- WHAT TO PRODUCE: Using the data below, repeat all of it precisely.

- RECORDS SHOWN:

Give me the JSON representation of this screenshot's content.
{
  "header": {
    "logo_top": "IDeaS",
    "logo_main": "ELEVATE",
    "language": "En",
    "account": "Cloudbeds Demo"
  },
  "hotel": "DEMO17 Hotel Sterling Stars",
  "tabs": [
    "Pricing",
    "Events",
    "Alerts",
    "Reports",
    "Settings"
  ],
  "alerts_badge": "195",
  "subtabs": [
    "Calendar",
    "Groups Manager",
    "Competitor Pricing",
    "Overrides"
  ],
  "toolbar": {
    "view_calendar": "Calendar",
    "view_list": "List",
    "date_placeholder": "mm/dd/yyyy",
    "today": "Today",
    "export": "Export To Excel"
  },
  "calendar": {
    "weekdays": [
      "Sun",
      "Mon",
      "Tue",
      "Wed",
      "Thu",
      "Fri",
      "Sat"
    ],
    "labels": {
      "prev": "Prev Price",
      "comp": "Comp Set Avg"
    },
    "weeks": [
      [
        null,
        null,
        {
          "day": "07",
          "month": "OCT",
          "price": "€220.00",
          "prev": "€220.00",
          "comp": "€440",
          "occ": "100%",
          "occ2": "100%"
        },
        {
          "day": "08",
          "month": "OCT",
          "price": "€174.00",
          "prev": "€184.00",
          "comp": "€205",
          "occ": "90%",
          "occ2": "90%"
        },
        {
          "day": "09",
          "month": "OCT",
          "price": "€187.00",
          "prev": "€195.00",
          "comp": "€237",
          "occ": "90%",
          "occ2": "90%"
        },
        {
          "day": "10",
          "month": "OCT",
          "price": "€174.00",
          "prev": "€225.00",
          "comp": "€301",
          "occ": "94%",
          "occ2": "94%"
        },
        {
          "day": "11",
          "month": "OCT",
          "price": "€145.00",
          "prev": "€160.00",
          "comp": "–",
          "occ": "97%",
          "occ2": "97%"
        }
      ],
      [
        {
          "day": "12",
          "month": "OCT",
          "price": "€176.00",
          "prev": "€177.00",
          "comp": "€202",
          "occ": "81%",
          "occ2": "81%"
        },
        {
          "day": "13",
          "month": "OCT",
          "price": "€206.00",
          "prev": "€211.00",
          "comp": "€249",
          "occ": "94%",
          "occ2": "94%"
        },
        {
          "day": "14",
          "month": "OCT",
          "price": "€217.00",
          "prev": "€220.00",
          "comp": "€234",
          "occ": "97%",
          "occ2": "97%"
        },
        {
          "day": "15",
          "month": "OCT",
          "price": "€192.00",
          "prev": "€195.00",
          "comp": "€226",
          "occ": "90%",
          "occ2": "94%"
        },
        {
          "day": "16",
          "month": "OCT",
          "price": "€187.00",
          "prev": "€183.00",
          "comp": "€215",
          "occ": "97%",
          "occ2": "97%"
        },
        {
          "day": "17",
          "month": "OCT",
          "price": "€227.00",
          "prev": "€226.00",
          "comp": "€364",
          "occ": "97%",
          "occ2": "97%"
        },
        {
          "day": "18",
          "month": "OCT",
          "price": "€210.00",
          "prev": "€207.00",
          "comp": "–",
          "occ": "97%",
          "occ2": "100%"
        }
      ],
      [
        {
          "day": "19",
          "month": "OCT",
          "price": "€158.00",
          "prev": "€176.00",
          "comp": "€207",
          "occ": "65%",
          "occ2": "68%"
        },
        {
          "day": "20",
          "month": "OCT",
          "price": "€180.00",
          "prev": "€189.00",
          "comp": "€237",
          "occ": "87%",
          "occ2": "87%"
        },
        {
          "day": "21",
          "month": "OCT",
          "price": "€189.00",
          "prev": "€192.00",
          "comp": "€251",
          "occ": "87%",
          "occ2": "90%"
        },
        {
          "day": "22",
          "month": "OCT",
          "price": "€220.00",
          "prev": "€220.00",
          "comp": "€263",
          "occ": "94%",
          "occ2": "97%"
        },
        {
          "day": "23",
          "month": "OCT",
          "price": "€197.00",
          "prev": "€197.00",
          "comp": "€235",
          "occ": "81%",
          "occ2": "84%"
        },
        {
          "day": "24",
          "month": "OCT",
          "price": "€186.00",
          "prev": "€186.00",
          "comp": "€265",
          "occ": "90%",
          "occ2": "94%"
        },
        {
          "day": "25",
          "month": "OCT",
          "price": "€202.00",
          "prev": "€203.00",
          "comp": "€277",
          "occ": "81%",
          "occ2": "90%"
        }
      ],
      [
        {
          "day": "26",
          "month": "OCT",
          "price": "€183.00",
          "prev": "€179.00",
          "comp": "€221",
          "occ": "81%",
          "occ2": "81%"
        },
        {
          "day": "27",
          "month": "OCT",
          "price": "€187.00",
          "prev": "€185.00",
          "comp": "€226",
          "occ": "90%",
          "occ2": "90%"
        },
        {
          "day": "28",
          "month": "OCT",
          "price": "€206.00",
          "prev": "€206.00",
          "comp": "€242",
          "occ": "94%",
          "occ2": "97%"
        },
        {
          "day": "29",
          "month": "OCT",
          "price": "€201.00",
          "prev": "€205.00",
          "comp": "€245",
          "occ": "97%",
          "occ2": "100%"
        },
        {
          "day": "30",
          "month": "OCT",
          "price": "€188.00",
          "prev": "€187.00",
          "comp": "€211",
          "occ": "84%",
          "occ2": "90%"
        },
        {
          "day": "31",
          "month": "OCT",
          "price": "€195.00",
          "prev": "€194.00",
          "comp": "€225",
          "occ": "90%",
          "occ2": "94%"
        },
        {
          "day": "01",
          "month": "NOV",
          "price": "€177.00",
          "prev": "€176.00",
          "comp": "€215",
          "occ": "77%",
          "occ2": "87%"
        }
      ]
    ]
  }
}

- EXERCISE ANSWER:
Give me the JSON representation of this screenshot's content.
{
  "header": {
    "logo_top": "IDeaS",
    "logo_main": "ELEVATE",
    "language": "En",
    "account": "Cloudbeds Demo"
  },
  "hotel": "DEMO17 Hotel Sterling Stars",
  "tabs": [
    "Pricing",
    "Events",
    "Alerts",
    "Reports",
    "Settings"
  ],
  "alerts_badge": "195",
  "subtabs": [
    "Calendar",
    "Groups Manager",
    "Competitor Pricing",
    "Overrides"
  ],
  "toolbar": {
    "view_calendar": "Calendar",
    "view_list": "List",
    "date_placeholder": "mm/dd/yyyy",
    "today": "Today",
    "export": "Export To Excel"
  },
  "calendar": {
    "weekdays": [
      "Sun",
      "Mon",
      "Tue",
      "Wed",
      "Thu",
      "Fri",
      "Sat"
    ],
    "labels": {
      "prev": "Prev Price",
      "comp": "Comp Set Avg"
    },
    "weeks": [
      [
        null,
        null,
        {
          "day": "07",
          "month": "OCT",
          "price": "€220.00",
          "prev": "€220.00",
          "comp": "€440",
          "occ": "100%",
          "occ2": "100%"
        },
        {
          "day": "08",
          "month": "OCT",
          "price": "€174.00",
          "prev": "€184.00",
          "comp": "€205",
          "occ": "90%",
          "occ2": "90%"
        },
        {
          "day": "09",
          "month": "OCT",
          "price": "€187.00",
          "prev": "€195.00",
          "comp": "€237",
          "occ": "90%",
          "occ2": "90%"
        },
        {
          "day": "10",
          "month": "OCT",
          "price": "€174.00",
          "prev": "€225.00",
          "comp": "€301",
          "occ": "94%",
          "occ2": "94%"
        },
        {
          "day": "11",
          "month": "OCT",
          "price": "€145.00",
          "prev": "€160.00",
          "comp": "–",
          "occ": "97%",
          "occ2": "97%"
        }
      ],
      [
        {
          "day": "12",
          "month": "OCT",
          "price": "€176.00",
          "prev": "€177.00",
          "comp": "€202",
          "occ": "81%",
          "occ2": "81%"
        },
        {
          "day": "13",
          "month": "OCT",
          "price": "€206.00",
          "prev": "€211.00",
          "comp": "€249",
          "occ": "94%",
          "occ2": "94%"
        },
        {
          "day": "14",
          "month": "OCT",
          "price": "€217.00",
          "prev": "€220.00",
          "comp": "€234",
          "occ": "97%",
          "occ2": "97%"
        },
        {
          "day": "15",
          "month": "OCT",
          "price": "€192.00",
          "prev": "€195.00",
          "comp": "€226",
          "occ": "90%",
          "occ2": "94%"
        },
        {
          "day": "16",
          "month": "OCT",
          "price": "€187.00",
          "prev": "€183.00",
          "comp": "€215",
          "occ": "97%",
          "occ2": "97%"
        },
        {
          "day": "17",
          "month": "OCT",
          "price": "€227.00",
          "prev": "€226.00",
          "comp": "€364",
          "occ": "97%",
          "occ2": "97%"
        },
        {
          "day": "18",
          "month": "OCT",
          "price": "€210.00",
          "prev": "€207.00",
          "comp": "–",
          "occ": "97%",
          "occ2": "100%"
        }
      ],
      [
        {
          "day": "19",
          "month": "OCT",
          "price": "€158.00",
          "prev": "€176.00",
          "comp": "€207",
          "occ": "65%",
          "occ2": "68%"
        },
        {
          "day": "20",
          "month": "OCT",
          "price": "€180.00",
          "prev": "€189.00",
          "comp": "€237",
          "occ": "87%",
          "occ2": "87%"
        },
        {
          "day": "21",
          "month": "OCT",
          "price": "€189.00",
          "prev": "€192.00",
          "comp": "€251",
          "occ": "87%",
          "occ2": "90%"
        },
        {
          "day": "22",
          "month": "OCT",
          "price": "€220.00",
          "prev": "€220.00",
          "comp": "€263",
          "occ": "94%",
          "occ2": "97%"
        },
        {
          "day": "23",
          "month": "OCT",
          "price": "€197.00",
          "prev": "€197.00",
          "comp": "€235",
          "occ": "81%",
          "occ2": "84%"
        },
        {
          "day": "24",
          "month": "OCT",
          "price": "€186.00",
          "prev": "€186.00",
          "comp": "€265",
          "occ": "90%",
          "occ2": "94%"
        },
        {
          "day": "25",
          "month": "OCT",
          "price": "€202.00",
          "prev": "€203.00",
          "comp": "€277",
          "occ": "81%",
          "occ2": "90%"
        }
      ],
      [
        {
          "day": "26",
          "month": "OCT",
          "price": "€183.00",
          "prev": "€179.00",
          "comp": "€221",
          "occ": "81%",
          "occ2": "81%"
        },
        {
          "day": "27",
          "month": "OCT",
          "price": "€187.00",
          "prev": "€185.00",
          "comp": "€226",
          "occ": "90%",
          "occ2": "90%"
        },
        {
          "day": "28",
          "month": "OCT",
          "price": "€206.00",
          "prev": "€206.00",
          "comp": "€242",
          "occ": "94%",
          "occ2": "97%"
        },
        {
          "day": "29",
          "month": "OCT",
          "price": "€201.00",
          "prev": "€205.00",
          "comp": "€245",
          "occ": "97%",
          "occ2": "100%"
        },
        {
          "day": "30",
          "month": "OCT",
          "price": "€188.00",
          "prev": "€187.00",
          "comp": "€211",
          "occ": "84%",
          "occ2": "90%"
        },
        {
          "day": "31",
          "month": "OCT",
          "price": "€195.00",
          "prev": "€194.00",
          "comp": "€225",
          "occ": "90%",
          "occ2": "94%"
        },
        {
          "day": "01",
          "month": "NOV",
          "price": "€177.00",
          "prev": "€176.00",
          "comp": "€215",
          "occ": "77%",
          "occ2": "87%"
        }
      ]
    ]
  }
}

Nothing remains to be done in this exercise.